What is being asked: Only the number is wanted: how many lines in the data contain "been"?

Given data:
══════════
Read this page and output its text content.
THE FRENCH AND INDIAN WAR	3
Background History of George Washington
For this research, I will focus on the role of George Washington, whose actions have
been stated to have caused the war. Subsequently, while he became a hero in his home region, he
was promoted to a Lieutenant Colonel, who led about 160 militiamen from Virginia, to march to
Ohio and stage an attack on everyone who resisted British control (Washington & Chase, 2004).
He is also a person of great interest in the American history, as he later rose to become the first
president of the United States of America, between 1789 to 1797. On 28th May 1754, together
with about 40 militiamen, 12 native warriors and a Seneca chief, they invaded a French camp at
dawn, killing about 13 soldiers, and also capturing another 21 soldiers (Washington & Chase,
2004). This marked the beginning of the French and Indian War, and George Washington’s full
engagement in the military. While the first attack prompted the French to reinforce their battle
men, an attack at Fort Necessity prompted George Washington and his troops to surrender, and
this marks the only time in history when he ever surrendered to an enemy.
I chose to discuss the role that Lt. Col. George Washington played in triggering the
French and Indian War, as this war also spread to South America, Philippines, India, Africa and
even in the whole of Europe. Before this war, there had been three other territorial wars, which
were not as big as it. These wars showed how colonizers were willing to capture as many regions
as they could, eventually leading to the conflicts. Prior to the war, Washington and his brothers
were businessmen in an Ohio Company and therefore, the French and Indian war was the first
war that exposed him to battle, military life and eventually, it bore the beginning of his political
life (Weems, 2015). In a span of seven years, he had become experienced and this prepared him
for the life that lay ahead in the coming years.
══════════
Full answer: 2